#### [Short problem]
Pull every line containing "Size" from the entries.

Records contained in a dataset
((

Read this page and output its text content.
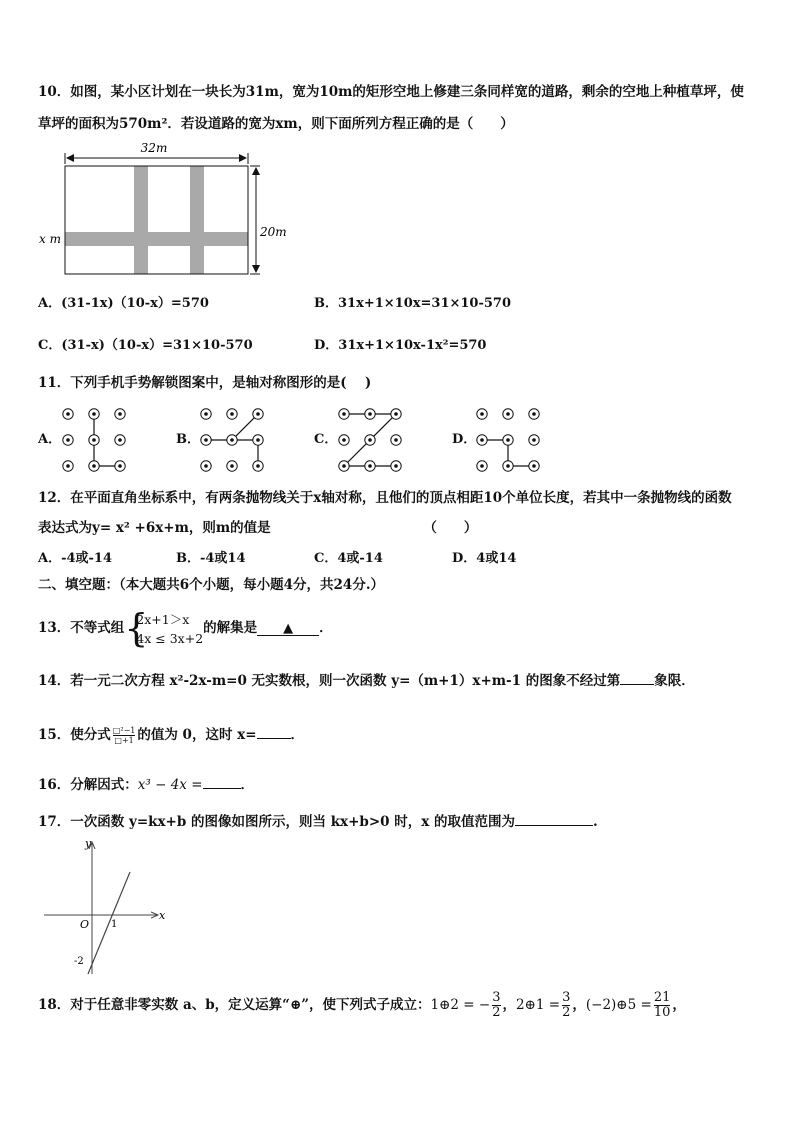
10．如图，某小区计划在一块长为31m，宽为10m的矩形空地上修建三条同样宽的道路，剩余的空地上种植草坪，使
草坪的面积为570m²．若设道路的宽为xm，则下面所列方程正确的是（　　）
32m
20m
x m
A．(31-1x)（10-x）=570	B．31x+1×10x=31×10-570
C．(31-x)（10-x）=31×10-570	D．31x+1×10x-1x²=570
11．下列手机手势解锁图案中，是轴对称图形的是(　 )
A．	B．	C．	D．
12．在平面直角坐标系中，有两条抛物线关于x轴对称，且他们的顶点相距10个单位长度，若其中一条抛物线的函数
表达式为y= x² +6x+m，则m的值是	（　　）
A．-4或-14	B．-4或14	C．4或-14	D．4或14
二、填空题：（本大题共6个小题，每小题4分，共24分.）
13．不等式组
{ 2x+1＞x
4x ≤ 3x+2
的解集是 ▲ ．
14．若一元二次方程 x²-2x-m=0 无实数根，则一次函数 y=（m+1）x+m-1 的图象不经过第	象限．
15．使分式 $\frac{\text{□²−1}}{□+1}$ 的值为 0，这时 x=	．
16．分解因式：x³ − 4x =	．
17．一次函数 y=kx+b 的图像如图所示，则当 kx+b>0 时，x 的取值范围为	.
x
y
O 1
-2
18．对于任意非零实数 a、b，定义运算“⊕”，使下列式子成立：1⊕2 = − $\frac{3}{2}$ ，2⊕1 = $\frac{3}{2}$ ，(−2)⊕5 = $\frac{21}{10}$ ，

))
((

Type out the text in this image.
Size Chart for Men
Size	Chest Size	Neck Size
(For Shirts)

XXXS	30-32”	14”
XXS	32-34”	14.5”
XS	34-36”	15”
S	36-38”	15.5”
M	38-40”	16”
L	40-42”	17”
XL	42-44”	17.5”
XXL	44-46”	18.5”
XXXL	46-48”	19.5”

))

#### [Expected answer]
Size Chart for Men
Size	Chest Size	Neck Size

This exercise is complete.